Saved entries
◆ ◆ ◆ ◆ ◆
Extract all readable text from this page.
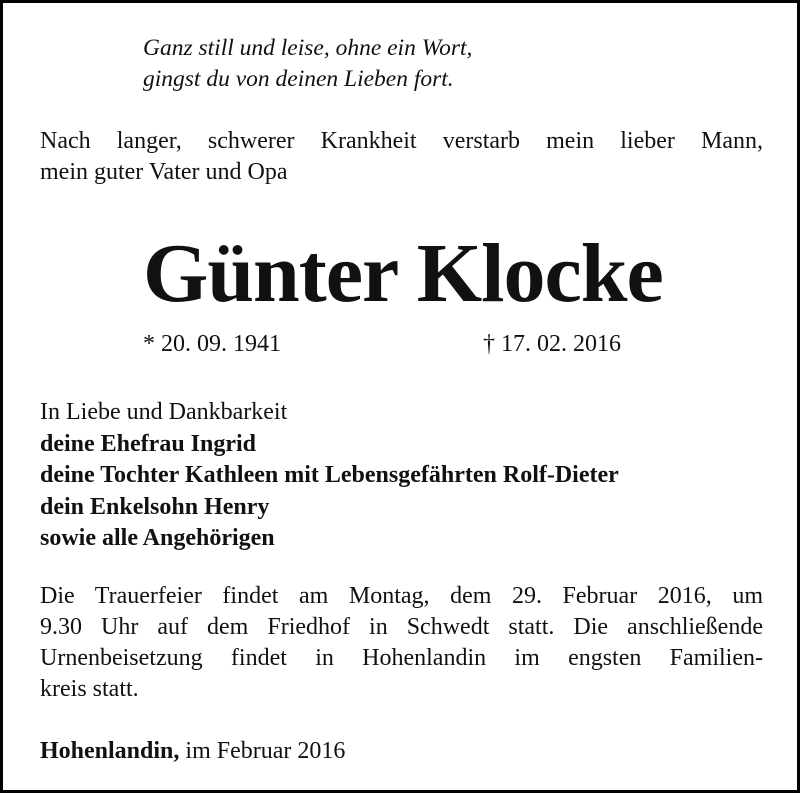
Ganz still und leise, ohne ein Wort,
gingst du von deinen Lieben fort.
Nach langer, schwerer Krankheit verstarb mein lieber Mann,
mein guter Vater und Opa
Günter Klocke
* 20. 09. 1941	† 17. 02. 2016
In Liebe und Dankbarkeit
deine Ehefrau Ingrid
deine Tochter Kathleen mit Lebensgefährten Rolf-Dieter
dein Enkelsohn Henry
sowie alle Angehörigen
Die Trauerfeier findet am Montag, dem 29. Februar 2016, um
9.30 Uhr auf dem Friedhof in Schwedt statt. Die anschließende
Urnenbeisetzung findet in Hohenlandin im engsten Familien-
kreis statt.
Hohenlandin, im Februar 2016
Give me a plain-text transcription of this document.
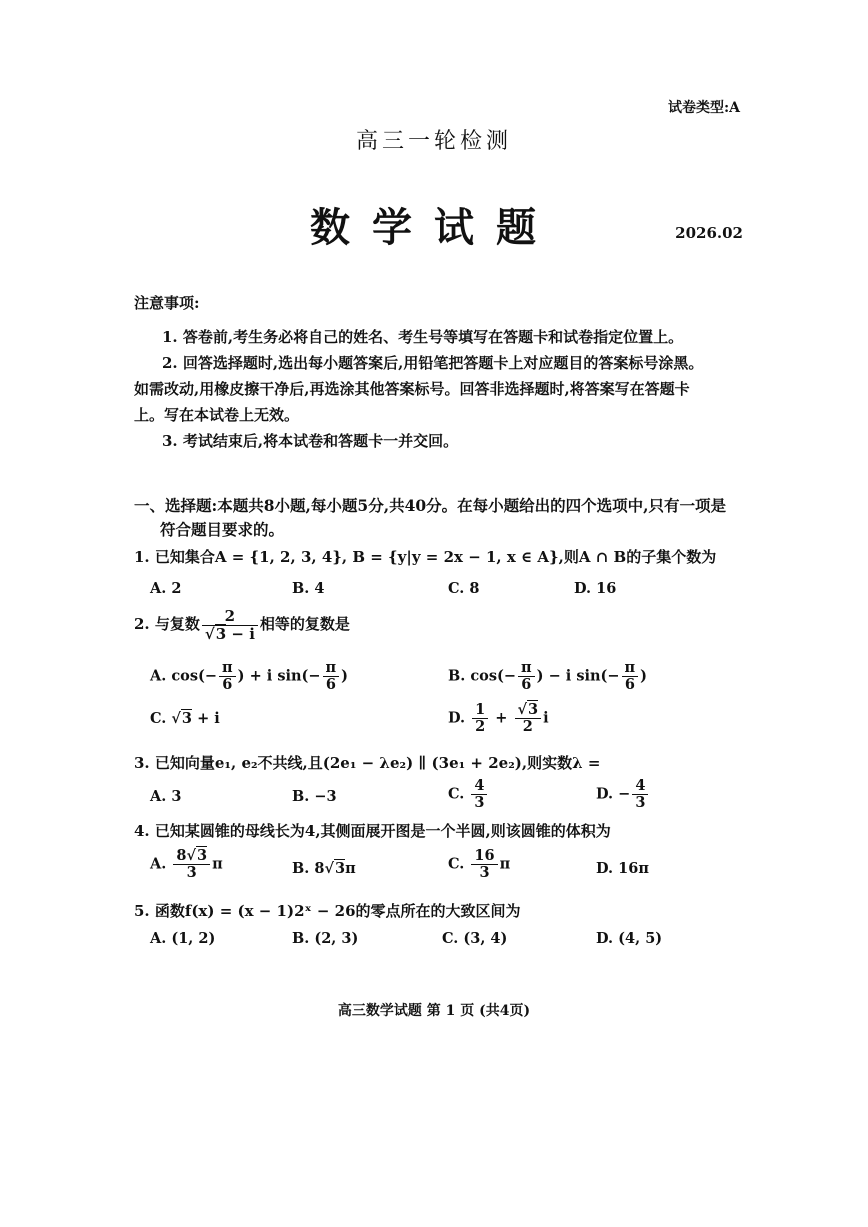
试卷类型:A
高三一轮检测
数学试题	2026.02
注意事项:
1. 答卷前,考生务必将自己的姓名、考生号等填写在答题卡和试卷指定位置上。
2. 回答选择题时,选出每小题答案后,用铅笔把答题卡上对应题目的答案标号涂黑。
如需改动,用橡皮擦干净后,再选涂其他答案标号。回答非选择题时,将答案写在答题卡
上。写在本试卷上无效。
3. 考试结束后,将本试卷和答题卡一并交回。
一、选择题:本题共8小题,每小题5分,共40分。在每小题给出的四个选项中,只有一项是
符合题目要求的。
1. 已知集合A = {1, 2, 3, 4}, B = {y|y = 2x − 1, x ∈ A},则A ∩ B的子集个数为
A. 2	B. 4	C. 8	D. 16
2. 与复数 $\frac{2}{√3 - i}$ 相等的复数是
A. $\cos(- \frac{\pi}{6}$ ) + i $\sin(- \frac{\pi}{6}$ )	B. $\cos(- \frac{\pi}{6}$ ) − i $\sin(- \frac{\pi}{6}$ )
C. √3 + i	D. $\frac{1}{2} + \frac{√3}{2}$ i
3. 已知向量e₁, e₂不共线,且(2e₁ − λe₂) ∥ (3e₁ + 2e₂),则实数λ =
A. 3	B. −3	C. $\frac{4}{3}$	D. − $\frac{4}{3}$
4. 已知某圆锥的母线长为4,其侧面展开图是一个半圆,则该圆锥的体积为
A. $\frac{8√3}{3}$ π	B. 8√3π	C. $\frac{16}{3}$ π	D. 16π
5. 函数f(x) = (x − 1)2ˣ − 26的零点所在的大致区间为
A. (1, 2)	B. (2, 3)	C. (3, 4)	D. (4, 5)
高三数学试题 第 1 页 (共4页)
◆ ◆ ◆ ◆ ◆
## YOUR GOAL
Reproduce every line of the material precisely, omitting its pictures.

## FINAL RESULT
Extract all readable text from this page.
Ganz still und leise, ohne ein Wort,
gingst du von deinen Lieben fort.
Nach langer, schwerer Krankheit verstarb mein lieber Mann,
mein guter Vater und Opa
Günter Klocke
* 20. 09. 1941	† 17. 02. 2016
In Liebe und Dankbarkeit
deine Ehefrau Ingrid
deine Tochter Kathleen mit Lebensgefährten Rolf-Dieter
dein Enkelsohn Henry
sowie alle Angehörigen
Die Trauerfeier findet am Montag, dem 29. Februar 2016, um
9.30 Uhr auf dem Friedhof in Schwedt statt. Die anschließende
Urnenbeisetzung findet in Hohenlandin im engsten Familien-
kreis statt.
Hohenlandin, im Februar 2016
Give me a plain-text transcription of this document.
试卷类型:A
高三一轮检测
数学试题	2026.02
注意事项:
1. 答卷前,考生务必将自己的姓名、考生号等填写在答题卡和试卷指定位置上。
2. 回答选择题时,选出每小题答案后,用铅笔把答题卡上对应题目的答案标号涂黑。
如需改动,用橡皮擦干净后,再选涂其他答案标号。回答非选择题时,将答案写在答题卡
上。写在本试卷上无效。
3. 考试结束后,将本试卷和答题卡一并交回。
一、选择题:本题共8小题,每小题5分,共40分。在每小题给出的四个选项中,只有一项是
符合题目要求的。
1. 已知集合A = {1, 2, 3, 4}, B = {y|y = 2x − 1, x ∈ A},则A ∩ B的子集个数为
A. 2	B. 4	C. 8	D. 16
2. 与复数 $\frac{2}{√3 - i}$ 相等的复数是
A. $\cos(- \frac{\pi}{6}$ ) + i $\sin(- \frac{\pi}{6}$ )	B. $\cos(- \frac{\pi}{6}$ ) − i $\sin(- \frac{\pi}{6}$ )
C. √3 + i	D. $\frac{1}{2} + \frac{√3}{2}$ i
3. 已知向量e₁, e₂不共线,且(2e₁ − λe₂) ∥ (3e₁ + 2e₂),则实数λ =
A. 3	B. −3	C. $\frac{4}{3}$	D. − $\frac{4}{3}$
4. 已知某圆锥的母线长为4,其侧面展开图是一个半圆,则该圆锥的体积为
A. $\frac{8√3}{3}$ π	B. 8√3π	C. $\frac{16}{3}$ π	D. 16π
5. 函数f(x) = (x − 1)2ˣ − 26的零点所在的大致区间为
A. (1, 2)	B. (2, 3)	C. (3, 4)	D. (4, 5)
高三数学试题 第 1 页 (共4页)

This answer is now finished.